Dr Fernand Rozier Se taire : C'est le verbe
de la discrétion. La première raison qui nous invite à
la discrétion est une raison de prudence. Le bavardage et la
vantardise sont dangereux pour la réalisation parce qu'ils éventent
nos plans et nos moyens d'action, nous suscitent des jalousies, des
concurrences, etc. Même après le succès, il est
imprudent d'éventer ses moyens d'action.
Tous les
jours, nous rencontrons des questionneurs
indiscrets et des conseillers fâcheux qui s'efforcent de savoir
nos projets et de nous diriger selon leurs idées personnelles.
C'est un fléau auquel il faut résister énergiquement.
Ce n'est pas une raison pour les dépister au moyen d'un mensonge
: le remède serait pire que le mal. Mais il est indispensable
de ne rien leur répondre ou de les arrêter d'un mot
en leur faisant sentir leur indiscrétion.
Nous ne devons jamais donner de conseils à
qui ne nous en demande pas. Nous avons le devoir de manifester nos
convictions. Nous avons le devoir d'avertir autrui des dangers qu'il
court lorsque nous le voyons. Mais nous n'avons pas le droit d'insister
de manière à agir sur la
liberté d'autrui.
Une fois le conseil donné, nos raisons bien expliquées,
nous ne devons plus rien dire et ne pas harceler autrui en lui disant
: «
Avez-vous suivi mon conseil ? »
La seconde raison, la raison majeure pour nous
taire, c'est qu'il faut éviter tout gaspillage d'énergie.
Et ici nous touchons déjà à l'étude
du monde invisible.

> [DONNÉES FOURNIES]
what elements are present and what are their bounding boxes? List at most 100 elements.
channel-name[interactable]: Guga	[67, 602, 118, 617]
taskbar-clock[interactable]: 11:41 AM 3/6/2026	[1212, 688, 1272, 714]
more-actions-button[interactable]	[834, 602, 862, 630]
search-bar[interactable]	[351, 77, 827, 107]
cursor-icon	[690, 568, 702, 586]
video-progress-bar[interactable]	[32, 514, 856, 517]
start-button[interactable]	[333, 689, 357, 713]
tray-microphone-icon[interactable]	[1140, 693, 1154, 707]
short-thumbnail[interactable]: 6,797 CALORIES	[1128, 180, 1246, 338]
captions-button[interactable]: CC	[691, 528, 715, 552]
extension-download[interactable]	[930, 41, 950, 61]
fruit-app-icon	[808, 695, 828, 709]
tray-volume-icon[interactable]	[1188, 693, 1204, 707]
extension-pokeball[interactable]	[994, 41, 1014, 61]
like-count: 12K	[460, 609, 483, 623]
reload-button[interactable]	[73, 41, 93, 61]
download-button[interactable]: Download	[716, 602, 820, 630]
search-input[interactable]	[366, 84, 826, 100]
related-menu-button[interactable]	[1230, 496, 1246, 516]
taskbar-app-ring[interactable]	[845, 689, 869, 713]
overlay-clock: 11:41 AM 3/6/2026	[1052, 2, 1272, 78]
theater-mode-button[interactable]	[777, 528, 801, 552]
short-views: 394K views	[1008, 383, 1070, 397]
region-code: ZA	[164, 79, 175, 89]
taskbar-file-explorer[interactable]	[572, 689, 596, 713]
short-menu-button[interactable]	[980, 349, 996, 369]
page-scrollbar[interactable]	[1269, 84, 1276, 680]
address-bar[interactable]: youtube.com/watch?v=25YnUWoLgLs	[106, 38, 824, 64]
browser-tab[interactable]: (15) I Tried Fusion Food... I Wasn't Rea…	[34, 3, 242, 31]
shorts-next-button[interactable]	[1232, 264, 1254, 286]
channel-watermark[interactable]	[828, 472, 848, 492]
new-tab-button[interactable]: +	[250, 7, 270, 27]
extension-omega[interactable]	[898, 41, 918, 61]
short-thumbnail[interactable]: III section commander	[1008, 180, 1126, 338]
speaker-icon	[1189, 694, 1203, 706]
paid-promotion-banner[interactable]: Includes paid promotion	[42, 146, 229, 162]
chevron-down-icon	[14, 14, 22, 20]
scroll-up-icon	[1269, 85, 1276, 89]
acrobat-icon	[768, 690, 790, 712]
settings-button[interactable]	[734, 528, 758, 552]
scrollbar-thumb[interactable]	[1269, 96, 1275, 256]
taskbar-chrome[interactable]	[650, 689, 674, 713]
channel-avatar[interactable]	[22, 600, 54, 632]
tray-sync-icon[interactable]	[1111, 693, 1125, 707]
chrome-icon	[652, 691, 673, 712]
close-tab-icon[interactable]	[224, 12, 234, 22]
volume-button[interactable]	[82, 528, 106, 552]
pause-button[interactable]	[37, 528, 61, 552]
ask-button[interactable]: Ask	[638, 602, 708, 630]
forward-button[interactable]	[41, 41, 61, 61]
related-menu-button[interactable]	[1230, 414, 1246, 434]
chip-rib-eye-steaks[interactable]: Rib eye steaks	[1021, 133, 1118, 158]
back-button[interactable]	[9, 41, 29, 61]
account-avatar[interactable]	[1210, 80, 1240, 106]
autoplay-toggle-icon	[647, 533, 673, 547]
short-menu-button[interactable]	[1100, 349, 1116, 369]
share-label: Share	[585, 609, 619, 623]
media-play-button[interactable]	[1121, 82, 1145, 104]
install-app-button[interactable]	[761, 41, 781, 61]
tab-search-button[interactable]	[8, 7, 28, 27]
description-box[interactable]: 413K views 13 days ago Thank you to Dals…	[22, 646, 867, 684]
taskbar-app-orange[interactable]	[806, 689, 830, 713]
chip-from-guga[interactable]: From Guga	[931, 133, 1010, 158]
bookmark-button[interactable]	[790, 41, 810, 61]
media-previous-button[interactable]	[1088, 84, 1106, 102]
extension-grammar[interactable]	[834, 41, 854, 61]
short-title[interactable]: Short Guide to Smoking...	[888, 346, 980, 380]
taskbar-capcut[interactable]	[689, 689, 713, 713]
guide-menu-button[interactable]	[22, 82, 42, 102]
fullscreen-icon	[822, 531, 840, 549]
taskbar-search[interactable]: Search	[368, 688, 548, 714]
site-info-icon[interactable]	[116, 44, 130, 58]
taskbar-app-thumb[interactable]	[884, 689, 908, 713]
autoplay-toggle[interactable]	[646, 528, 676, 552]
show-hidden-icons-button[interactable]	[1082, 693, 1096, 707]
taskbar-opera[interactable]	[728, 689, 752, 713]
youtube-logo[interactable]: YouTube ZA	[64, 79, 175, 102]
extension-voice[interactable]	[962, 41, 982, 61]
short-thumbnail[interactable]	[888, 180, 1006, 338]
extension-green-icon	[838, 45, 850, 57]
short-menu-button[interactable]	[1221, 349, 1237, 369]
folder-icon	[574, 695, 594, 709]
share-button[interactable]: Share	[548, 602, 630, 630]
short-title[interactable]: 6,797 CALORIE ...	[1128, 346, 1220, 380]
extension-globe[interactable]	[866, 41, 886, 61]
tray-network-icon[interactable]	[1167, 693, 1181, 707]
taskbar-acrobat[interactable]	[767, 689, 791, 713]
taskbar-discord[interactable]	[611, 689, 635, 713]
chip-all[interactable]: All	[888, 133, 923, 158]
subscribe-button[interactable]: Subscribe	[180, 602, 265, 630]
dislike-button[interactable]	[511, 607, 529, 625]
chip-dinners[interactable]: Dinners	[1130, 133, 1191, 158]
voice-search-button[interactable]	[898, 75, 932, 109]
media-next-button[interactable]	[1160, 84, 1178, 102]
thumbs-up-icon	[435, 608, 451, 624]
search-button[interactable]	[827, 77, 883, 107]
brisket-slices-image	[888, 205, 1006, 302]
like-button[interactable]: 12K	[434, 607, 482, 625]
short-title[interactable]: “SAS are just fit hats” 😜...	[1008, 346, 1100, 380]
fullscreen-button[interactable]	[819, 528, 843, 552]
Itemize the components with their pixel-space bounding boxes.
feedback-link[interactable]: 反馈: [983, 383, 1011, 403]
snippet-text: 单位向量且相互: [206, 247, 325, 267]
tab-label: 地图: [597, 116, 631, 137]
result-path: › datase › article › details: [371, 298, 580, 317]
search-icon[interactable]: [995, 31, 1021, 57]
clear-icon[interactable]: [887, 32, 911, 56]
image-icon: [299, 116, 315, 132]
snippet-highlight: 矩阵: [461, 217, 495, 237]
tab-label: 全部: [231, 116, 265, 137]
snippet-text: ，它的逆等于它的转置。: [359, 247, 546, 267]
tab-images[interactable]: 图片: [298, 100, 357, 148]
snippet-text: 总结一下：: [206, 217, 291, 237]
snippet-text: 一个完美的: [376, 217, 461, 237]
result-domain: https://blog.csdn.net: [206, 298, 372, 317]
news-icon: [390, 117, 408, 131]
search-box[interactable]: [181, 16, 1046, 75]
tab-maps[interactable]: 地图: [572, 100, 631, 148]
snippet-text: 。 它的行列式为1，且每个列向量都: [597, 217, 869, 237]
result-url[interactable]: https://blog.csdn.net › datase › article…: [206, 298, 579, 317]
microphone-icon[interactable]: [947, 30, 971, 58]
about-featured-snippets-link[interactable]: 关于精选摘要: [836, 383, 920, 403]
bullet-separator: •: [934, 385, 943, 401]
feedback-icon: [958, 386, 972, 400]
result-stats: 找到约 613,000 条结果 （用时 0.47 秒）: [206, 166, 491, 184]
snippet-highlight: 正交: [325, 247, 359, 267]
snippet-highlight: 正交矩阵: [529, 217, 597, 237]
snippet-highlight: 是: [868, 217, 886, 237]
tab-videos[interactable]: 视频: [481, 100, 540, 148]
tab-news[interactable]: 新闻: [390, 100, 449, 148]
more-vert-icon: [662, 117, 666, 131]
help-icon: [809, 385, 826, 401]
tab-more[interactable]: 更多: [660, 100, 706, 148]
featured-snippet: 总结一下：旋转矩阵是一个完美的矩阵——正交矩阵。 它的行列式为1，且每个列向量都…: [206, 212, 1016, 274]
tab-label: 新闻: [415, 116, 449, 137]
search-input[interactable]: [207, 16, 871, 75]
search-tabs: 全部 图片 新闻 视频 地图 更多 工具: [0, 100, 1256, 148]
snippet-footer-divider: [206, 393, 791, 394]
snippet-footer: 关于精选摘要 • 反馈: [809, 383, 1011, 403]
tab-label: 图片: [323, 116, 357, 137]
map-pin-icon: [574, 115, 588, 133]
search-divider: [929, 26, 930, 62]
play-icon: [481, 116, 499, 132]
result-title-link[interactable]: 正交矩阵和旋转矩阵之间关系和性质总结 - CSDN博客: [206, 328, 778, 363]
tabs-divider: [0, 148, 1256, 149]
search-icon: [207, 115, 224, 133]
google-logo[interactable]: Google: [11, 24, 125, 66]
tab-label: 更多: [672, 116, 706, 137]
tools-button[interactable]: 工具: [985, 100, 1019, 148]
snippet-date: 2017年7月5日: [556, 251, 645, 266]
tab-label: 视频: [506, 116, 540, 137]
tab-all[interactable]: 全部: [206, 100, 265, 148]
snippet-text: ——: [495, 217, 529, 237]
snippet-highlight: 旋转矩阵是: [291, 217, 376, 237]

> [CONSIGNES]
#1 Recopiez le passage du texte sur la discrétion qui va de « C'est un fléau » jusqu'à « liberté d'autrui. » inclus.
#2 Combien de lignes des enregistrements contiennent la chaîne « blog » ? Donnez uniquement ce nombre.

> [RÉPONSES]
#1
C'est un fléau auquel il faut résister énergiquement.
Ce n'est pas une raison pour les dépister au moyen d'un mensonge
: le remède serait pire que le mal. Mais il est indispensable
de ne rien leur répondre ou de les arrêter d'un mot
en leur faisant sentir leur indiscrétion.
Nous ne devons jamais donner de conseils à
qui ne nous en demande pas. Nous avons le devoir de manifester nos
convictions. Nous avons le devoir d'avertir autrui des dangers qu'il
court lorsque nous le voyons. Mais nous n'avons pas le droit d'insister
de manière à agir sur la
liberté d'autrui.

#2 2